**Instruction**
From the entries below, extract every line that includes the word "Trust".

Data listing
-*-

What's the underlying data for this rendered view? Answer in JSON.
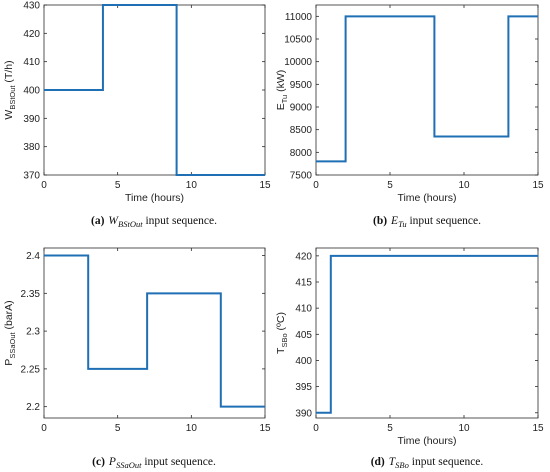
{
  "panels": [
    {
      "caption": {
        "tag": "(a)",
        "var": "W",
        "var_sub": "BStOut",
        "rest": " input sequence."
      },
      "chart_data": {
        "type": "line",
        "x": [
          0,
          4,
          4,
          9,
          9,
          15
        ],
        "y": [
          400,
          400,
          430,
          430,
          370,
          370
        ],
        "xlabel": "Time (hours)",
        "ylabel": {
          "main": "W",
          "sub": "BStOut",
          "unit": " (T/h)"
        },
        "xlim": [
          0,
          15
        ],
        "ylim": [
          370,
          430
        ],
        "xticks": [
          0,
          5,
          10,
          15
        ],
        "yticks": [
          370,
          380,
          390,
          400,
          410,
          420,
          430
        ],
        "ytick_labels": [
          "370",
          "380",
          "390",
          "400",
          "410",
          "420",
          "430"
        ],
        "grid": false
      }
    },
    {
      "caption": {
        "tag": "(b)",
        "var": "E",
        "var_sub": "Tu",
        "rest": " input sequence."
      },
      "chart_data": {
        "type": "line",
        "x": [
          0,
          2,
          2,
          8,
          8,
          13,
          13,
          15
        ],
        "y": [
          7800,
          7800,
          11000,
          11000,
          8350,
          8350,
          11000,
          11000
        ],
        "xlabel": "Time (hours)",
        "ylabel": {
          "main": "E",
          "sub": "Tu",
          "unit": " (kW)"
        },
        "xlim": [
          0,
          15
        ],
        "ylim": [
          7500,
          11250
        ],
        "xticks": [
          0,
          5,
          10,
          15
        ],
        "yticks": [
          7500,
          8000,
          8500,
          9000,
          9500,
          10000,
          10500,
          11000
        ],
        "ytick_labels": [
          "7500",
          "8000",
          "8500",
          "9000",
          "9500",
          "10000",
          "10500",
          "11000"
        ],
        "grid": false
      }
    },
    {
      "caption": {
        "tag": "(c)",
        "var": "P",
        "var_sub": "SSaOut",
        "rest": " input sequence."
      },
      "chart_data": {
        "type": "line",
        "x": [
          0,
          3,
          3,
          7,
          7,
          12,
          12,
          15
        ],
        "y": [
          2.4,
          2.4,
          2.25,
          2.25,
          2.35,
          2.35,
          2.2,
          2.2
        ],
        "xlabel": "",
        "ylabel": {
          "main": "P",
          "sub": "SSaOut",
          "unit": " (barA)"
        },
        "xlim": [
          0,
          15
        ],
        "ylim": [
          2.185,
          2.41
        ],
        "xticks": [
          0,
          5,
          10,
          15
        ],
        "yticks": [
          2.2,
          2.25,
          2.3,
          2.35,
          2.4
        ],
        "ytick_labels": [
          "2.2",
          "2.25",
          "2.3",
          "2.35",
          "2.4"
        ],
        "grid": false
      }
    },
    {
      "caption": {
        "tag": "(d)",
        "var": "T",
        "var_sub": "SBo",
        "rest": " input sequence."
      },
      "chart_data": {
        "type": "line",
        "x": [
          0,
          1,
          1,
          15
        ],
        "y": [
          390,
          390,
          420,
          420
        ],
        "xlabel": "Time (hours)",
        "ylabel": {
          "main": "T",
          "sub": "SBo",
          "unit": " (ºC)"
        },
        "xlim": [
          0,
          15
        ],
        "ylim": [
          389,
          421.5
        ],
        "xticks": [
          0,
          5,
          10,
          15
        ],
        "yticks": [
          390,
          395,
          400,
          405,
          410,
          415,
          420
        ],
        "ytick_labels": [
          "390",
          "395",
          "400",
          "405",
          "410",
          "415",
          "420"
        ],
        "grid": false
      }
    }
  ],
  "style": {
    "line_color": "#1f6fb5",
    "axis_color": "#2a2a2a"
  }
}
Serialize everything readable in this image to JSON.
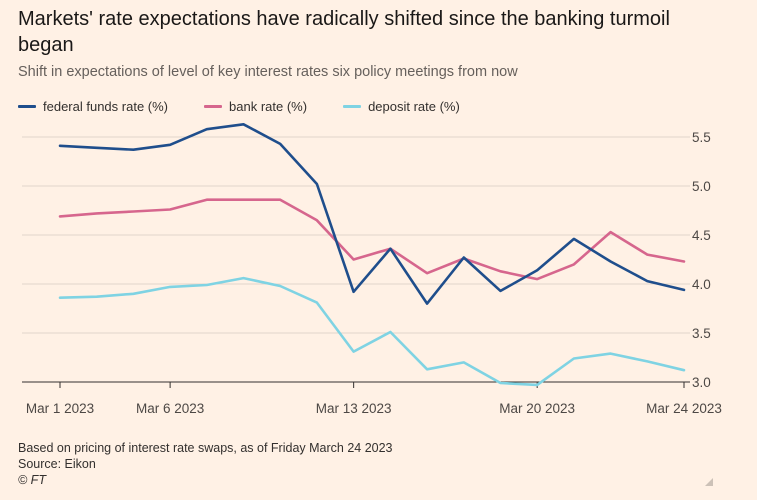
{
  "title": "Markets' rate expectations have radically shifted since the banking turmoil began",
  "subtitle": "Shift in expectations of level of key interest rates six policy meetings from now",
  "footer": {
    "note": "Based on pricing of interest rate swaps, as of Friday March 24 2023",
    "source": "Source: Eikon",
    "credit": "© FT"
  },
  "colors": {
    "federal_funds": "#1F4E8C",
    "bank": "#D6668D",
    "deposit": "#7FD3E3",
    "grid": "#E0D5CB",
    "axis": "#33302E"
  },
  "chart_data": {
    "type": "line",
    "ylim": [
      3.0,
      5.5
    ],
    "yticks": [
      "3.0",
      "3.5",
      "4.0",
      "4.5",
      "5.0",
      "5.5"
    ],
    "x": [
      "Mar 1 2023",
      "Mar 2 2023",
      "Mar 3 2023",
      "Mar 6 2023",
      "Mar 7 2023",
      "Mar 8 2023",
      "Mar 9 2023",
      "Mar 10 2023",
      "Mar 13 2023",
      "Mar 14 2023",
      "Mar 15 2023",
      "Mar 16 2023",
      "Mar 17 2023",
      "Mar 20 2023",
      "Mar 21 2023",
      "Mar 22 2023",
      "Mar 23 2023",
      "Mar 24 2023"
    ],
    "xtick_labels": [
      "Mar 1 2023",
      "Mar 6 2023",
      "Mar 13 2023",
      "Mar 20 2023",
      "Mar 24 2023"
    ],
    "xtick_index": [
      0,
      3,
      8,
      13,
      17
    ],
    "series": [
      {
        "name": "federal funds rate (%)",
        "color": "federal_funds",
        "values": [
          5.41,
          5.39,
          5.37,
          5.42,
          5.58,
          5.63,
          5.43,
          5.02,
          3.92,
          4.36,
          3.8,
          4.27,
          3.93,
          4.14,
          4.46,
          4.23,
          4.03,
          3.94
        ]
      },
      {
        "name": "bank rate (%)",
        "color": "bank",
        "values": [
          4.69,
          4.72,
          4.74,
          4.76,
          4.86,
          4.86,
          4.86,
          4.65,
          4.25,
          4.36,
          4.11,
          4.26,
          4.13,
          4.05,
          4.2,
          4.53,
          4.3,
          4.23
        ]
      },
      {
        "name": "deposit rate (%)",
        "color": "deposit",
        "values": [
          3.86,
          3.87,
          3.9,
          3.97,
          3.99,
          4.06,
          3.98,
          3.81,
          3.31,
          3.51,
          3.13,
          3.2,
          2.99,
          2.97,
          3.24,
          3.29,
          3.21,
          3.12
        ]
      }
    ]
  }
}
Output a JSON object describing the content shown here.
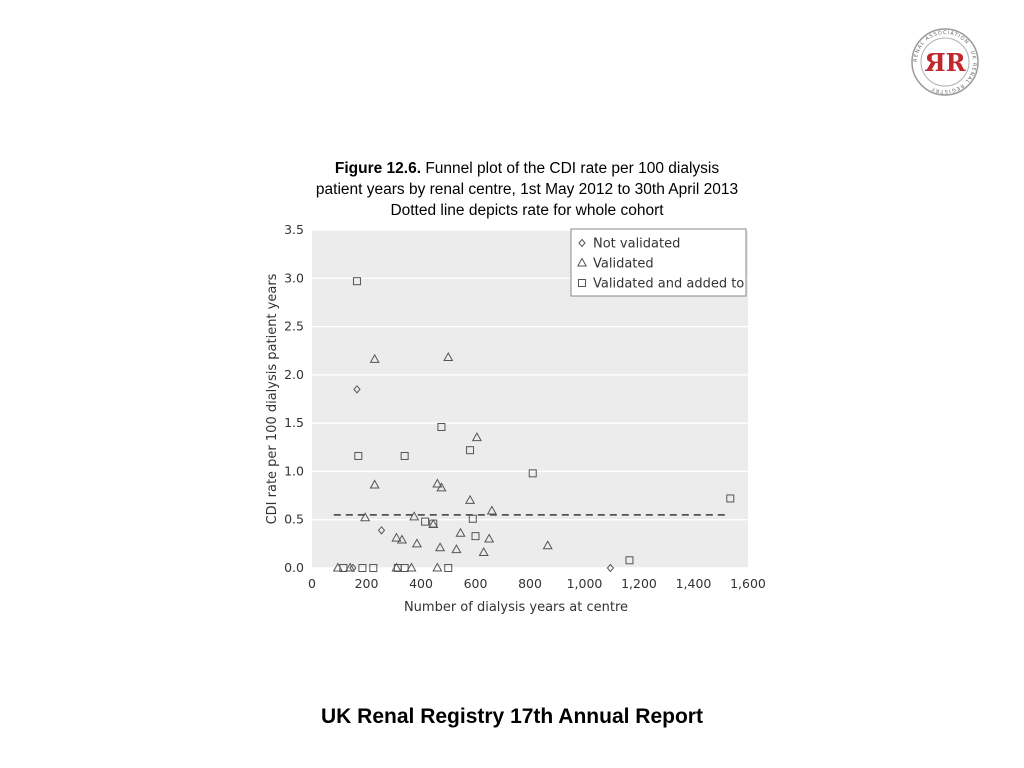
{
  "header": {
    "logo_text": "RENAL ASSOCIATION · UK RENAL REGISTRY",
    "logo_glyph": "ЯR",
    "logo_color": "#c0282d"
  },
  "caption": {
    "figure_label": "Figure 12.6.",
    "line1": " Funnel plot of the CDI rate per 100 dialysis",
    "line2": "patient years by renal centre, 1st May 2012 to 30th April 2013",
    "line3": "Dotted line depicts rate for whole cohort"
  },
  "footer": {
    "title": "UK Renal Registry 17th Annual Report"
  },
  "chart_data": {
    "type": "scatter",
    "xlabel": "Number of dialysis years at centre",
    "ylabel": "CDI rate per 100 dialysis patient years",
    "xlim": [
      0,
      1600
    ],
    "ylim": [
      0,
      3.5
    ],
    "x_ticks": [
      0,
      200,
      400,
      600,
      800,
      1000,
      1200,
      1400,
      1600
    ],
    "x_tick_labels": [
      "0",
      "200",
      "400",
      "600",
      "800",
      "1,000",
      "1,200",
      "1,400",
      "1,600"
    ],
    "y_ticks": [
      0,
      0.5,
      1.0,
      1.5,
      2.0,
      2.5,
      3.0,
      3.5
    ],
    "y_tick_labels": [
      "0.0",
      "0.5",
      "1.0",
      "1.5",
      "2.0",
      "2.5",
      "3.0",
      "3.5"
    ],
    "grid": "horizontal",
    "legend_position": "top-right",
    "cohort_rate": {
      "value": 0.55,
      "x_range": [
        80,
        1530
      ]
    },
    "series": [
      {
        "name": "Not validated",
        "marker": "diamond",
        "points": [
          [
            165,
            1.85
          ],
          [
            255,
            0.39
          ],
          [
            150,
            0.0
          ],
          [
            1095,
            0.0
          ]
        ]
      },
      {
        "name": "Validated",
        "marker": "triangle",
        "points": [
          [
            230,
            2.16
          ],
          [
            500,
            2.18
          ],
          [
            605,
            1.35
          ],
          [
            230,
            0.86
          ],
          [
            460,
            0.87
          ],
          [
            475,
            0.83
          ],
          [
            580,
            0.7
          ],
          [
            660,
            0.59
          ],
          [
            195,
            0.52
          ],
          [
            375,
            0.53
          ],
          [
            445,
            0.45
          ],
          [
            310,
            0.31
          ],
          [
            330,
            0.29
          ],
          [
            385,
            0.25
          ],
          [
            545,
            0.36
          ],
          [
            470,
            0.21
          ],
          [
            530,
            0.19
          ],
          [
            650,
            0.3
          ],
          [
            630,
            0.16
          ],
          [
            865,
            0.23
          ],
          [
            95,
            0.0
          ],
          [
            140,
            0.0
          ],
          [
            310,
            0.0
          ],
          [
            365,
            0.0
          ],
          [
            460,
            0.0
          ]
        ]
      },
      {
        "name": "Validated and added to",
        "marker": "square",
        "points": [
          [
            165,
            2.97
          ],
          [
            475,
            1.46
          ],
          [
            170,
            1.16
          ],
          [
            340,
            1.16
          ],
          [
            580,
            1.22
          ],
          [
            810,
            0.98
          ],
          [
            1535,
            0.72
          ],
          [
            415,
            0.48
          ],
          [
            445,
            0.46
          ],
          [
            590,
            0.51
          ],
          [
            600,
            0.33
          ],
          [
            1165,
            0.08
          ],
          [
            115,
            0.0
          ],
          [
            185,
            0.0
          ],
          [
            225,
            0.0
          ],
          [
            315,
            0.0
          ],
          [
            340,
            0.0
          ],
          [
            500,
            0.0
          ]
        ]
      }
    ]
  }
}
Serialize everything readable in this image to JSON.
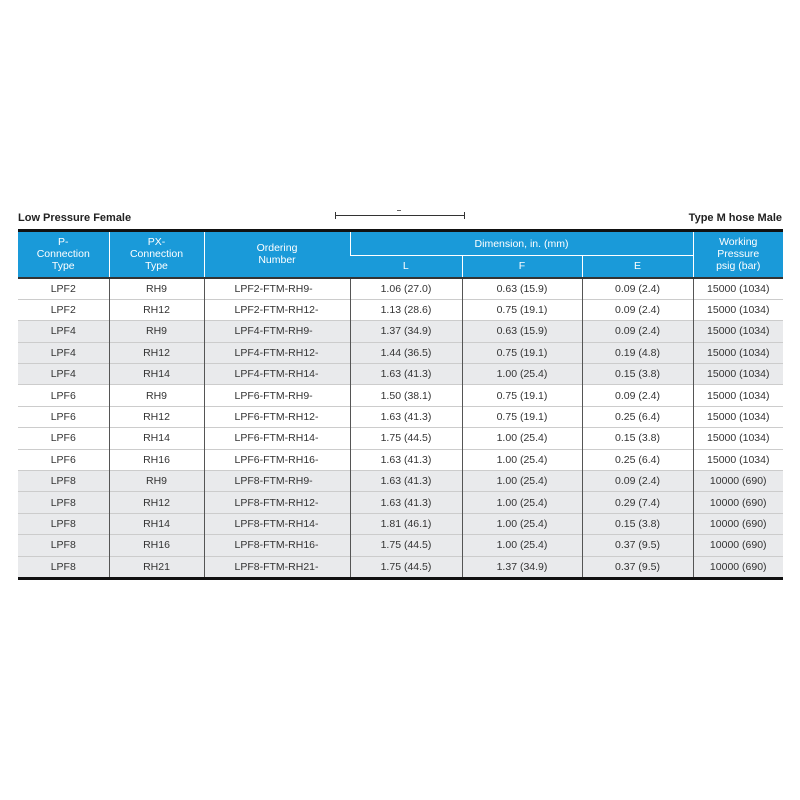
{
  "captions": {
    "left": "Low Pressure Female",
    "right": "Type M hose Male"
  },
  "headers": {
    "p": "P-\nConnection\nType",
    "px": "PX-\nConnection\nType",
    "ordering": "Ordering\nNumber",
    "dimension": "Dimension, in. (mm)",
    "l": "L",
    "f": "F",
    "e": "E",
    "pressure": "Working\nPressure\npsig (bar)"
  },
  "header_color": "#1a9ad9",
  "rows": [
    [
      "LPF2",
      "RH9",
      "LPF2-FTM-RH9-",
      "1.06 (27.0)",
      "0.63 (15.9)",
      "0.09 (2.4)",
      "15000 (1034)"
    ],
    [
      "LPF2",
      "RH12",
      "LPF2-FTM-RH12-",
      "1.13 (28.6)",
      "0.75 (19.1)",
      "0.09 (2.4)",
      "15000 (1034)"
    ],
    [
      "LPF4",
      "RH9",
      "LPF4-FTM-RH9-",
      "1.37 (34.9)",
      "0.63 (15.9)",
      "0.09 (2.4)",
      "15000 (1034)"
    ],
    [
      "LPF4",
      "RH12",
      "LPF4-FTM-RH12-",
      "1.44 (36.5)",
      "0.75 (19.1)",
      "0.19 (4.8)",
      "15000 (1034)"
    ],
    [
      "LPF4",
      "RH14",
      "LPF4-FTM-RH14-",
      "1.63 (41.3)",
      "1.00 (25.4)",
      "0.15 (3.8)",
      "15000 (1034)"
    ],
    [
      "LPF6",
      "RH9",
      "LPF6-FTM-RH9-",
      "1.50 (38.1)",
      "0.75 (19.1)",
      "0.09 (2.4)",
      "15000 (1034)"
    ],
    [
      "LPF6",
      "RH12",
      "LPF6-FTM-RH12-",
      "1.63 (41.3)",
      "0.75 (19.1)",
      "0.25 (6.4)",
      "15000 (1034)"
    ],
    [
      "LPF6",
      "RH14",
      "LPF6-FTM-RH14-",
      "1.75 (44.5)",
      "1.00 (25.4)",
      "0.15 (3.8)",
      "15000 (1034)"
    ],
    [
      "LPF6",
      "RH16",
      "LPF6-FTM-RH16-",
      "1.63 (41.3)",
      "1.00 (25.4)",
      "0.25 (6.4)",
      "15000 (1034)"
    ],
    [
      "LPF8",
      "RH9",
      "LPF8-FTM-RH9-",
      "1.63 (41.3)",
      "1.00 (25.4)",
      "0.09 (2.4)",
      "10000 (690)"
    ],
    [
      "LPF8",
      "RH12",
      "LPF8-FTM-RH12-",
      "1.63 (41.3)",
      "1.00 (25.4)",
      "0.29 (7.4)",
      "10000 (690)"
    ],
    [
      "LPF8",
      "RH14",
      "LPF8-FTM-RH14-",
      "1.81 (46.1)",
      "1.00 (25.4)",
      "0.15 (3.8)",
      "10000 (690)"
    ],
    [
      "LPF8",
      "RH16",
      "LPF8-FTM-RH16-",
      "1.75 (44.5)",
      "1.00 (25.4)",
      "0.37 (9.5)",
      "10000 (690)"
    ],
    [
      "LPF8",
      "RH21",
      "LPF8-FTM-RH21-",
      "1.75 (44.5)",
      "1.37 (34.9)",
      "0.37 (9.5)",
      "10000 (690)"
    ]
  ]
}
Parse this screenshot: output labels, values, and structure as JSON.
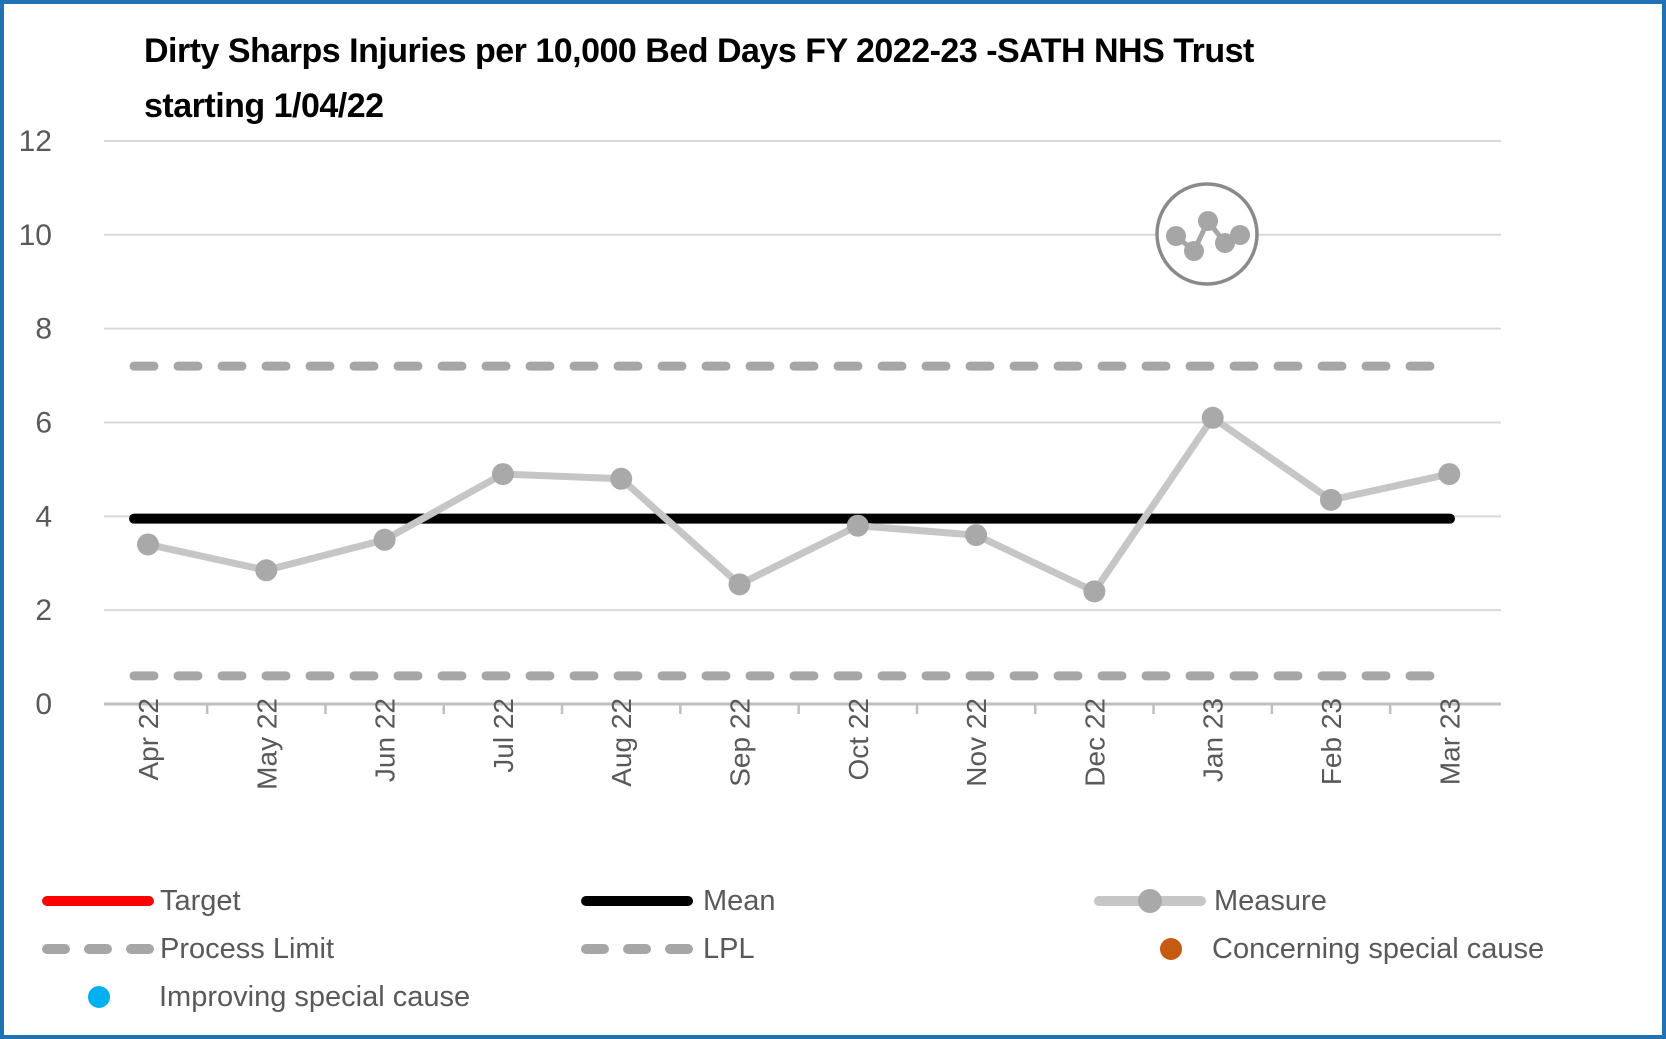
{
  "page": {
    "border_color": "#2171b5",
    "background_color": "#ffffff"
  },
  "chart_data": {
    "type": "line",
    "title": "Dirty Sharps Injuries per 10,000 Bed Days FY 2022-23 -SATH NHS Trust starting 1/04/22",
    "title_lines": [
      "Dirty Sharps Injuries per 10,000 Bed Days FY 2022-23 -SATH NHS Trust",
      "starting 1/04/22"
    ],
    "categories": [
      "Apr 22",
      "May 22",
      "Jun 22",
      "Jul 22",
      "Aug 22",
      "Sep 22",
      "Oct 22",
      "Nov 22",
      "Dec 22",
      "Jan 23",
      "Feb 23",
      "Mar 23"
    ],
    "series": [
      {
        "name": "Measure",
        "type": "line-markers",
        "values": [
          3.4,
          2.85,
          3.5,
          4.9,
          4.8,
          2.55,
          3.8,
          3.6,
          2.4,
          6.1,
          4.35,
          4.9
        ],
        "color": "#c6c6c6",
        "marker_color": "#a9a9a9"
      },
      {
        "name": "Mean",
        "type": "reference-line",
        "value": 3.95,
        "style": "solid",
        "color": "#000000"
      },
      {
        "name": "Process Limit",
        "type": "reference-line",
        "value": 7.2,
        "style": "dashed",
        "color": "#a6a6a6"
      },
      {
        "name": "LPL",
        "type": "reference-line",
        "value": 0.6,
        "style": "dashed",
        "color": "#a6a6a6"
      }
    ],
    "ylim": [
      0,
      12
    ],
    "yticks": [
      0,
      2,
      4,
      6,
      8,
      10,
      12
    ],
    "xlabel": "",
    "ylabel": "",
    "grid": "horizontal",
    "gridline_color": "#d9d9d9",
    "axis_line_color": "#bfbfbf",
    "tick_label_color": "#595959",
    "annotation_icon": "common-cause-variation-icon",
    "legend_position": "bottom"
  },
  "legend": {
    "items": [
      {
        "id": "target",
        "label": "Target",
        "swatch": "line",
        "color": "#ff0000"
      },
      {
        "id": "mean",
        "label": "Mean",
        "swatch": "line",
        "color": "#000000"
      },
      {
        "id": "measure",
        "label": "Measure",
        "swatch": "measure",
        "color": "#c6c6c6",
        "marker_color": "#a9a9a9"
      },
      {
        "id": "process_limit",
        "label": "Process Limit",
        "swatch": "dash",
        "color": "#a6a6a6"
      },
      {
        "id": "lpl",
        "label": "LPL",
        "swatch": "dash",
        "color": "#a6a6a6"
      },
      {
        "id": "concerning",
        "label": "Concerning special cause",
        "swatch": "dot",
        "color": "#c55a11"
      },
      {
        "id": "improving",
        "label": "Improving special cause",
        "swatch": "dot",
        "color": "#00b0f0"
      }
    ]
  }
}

-*-

**Response**
    "title": "Dirty Sharps Injuries per 10,000 Bed Days FY 2022-23 -SATH NHS Trust starting 1/04/22",
      "Dirty Sharps Injuries per 10,000 Bed Days FY 2022-23 -SATH NHS Trust",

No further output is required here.